Examine each line of the data. Copy those that contain the string "name".
**********
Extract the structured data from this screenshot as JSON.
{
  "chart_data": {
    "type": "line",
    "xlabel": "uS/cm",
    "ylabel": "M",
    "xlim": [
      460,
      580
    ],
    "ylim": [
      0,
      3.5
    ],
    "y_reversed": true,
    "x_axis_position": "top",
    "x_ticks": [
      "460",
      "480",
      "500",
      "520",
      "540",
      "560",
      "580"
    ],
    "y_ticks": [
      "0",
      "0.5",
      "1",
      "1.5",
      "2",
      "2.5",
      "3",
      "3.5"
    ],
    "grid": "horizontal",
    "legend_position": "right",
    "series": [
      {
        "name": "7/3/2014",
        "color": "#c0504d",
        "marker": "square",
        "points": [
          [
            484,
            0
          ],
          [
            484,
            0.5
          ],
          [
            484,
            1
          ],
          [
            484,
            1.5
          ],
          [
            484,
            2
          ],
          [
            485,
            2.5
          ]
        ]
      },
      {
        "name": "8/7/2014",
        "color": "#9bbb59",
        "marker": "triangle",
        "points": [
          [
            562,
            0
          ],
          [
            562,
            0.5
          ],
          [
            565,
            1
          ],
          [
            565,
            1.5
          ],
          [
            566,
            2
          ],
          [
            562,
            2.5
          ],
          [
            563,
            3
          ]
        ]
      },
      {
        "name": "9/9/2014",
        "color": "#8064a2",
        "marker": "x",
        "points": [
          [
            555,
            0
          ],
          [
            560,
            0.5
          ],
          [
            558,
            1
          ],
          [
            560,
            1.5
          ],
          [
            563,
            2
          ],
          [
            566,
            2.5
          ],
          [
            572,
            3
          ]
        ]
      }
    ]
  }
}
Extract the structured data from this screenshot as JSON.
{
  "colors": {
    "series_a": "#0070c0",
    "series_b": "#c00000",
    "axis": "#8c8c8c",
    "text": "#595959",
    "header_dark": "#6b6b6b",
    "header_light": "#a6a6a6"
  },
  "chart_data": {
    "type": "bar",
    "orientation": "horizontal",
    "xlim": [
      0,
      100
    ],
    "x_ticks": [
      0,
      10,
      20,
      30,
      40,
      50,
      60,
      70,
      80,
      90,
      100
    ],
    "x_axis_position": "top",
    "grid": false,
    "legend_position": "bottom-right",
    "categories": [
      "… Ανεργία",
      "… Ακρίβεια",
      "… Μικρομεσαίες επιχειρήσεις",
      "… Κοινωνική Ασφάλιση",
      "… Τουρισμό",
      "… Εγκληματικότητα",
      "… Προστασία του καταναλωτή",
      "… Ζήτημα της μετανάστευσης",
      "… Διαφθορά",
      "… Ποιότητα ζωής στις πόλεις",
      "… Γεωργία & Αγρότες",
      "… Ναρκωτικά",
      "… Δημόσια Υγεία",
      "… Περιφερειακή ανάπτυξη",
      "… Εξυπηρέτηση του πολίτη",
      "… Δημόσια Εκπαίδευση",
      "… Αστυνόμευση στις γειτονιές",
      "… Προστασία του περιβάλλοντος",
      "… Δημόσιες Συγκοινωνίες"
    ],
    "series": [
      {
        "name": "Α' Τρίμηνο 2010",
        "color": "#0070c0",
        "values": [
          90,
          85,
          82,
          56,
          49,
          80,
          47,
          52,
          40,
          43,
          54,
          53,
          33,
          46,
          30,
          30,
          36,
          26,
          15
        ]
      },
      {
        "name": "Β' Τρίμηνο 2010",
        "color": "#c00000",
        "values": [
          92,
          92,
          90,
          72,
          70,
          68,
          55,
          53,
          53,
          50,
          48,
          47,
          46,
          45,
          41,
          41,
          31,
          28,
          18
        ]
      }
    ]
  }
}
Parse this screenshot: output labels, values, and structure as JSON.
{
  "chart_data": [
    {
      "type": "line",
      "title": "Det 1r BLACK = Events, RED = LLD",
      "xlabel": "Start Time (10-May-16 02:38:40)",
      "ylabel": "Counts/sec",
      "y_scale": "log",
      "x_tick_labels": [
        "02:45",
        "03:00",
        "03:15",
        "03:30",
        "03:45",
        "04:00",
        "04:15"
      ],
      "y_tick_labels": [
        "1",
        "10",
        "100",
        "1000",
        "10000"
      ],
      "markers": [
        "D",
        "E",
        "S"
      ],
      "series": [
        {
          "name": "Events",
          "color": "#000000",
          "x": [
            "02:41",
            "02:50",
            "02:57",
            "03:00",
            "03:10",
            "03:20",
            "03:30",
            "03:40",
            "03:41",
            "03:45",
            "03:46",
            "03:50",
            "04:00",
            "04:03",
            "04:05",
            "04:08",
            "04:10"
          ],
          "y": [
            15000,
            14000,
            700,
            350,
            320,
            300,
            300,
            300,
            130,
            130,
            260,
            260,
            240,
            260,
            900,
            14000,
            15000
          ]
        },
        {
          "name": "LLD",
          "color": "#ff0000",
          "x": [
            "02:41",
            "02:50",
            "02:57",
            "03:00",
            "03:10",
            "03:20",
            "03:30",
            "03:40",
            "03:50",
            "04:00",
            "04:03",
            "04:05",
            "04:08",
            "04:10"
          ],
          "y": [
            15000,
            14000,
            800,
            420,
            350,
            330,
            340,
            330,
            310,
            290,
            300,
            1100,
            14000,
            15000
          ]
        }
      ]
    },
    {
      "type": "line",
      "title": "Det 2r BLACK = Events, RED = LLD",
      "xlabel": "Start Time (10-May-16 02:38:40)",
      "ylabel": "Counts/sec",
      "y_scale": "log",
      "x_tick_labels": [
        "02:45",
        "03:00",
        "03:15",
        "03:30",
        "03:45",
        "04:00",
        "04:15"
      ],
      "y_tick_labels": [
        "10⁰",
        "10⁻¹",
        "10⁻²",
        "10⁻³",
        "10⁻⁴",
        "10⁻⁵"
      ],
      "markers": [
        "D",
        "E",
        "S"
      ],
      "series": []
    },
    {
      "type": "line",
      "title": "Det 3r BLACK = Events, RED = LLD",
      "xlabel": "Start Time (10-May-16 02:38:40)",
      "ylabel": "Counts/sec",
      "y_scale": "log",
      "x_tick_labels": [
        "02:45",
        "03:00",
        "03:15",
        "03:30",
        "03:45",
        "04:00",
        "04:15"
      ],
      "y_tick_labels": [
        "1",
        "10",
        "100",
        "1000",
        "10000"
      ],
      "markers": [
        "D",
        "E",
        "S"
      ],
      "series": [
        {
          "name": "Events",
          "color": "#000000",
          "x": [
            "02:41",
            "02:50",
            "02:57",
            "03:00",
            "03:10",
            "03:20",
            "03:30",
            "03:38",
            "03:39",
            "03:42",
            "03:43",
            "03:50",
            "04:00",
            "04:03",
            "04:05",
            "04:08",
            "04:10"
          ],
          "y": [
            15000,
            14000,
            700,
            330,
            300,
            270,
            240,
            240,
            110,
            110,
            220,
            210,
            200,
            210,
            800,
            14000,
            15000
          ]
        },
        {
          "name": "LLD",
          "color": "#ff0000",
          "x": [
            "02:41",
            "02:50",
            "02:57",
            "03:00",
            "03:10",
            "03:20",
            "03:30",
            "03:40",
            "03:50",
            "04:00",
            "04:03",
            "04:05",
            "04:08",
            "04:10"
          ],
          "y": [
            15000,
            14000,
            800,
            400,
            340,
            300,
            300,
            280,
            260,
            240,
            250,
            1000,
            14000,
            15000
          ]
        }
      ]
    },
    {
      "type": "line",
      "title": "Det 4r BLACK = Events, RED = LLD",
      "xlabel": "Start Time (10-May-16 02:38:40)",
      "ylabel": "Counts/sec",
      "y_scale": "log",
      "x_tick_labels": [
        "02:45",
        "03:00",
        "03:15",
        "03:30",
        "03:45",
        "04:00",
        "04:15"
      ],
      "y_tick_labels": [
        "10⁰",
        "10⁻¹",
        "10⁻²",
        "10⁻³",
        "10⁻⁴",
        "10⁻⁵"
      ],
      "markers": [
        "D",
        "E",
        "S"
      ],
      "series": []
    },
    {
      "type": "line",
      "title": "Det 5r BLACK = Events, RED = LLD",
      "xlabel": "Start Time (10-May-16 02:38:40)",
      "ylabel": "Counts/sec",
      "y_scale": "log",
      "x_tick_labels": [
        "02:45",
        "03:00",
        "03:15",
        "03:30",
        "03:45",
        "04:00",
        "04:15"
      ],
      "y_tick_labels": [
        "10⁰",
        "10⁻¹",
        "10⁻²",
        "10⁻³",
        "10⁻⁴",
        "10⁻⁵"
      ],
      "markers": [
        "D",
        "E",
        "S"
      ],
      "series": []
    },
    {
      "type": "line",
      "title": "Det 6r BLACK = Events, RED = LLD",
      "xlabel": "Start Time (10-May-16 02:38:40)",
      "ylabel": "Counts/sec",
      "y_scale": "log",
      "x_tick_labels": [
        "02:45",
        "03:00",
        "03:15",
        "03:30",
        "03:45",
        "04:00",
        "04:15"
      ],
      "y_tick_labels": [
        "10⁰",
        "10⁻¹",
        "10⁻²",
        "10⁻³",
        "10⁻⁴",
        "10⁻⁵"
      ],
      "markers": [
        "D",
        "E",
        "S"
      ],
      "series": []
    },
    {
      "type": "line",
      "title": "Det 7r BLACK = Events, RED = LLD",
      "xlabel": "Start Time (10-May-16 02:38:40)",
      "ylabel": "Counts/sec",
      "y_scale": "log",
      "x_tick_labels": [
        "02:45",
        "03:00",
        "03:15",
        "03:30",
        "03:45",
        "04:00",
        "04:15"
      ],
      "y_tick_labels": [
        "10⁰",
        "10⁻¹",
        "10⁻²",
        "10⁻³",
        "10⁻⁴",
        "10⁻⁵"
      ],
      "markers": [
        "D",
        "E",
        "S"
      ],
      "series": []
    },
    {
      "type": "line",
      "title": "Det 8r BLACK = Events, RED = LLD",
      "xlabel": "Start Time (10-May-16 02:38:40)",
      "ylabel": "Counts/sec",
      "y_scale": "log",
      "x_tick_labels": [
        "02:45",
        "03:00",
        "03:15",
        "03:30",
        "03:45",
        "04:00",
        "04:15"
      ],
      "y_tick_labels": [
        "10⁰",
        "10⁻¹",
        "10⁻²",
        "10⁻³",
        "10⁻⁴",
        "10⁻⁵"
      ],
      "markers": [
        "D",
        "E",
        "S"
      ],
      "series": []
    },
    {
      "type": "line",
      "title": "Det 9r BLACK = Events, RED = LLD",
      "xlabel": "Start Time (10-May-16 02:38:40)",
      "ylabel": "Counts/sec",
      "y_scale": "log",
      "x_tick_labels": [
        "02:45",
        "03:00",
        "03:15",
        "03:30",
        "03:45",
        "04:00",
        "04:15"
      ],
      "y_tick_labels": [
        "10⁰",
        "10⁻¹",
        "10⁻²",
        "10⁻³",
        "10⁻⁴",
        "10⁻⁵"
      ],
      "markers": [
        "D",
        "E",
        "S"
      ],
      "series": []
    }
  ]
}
**********
- [Task output]
        "name": "7/3/2014",
        "name": "8/7/2014",
        "name": "9/9/2014",
        "name": "Α' Τρίμηνο 2010",
        "name": "Β' Τρίμηνο 2010",
          "name": "Events",
          "name": "LLD",
          "name": "Events",
          "name": "LLD",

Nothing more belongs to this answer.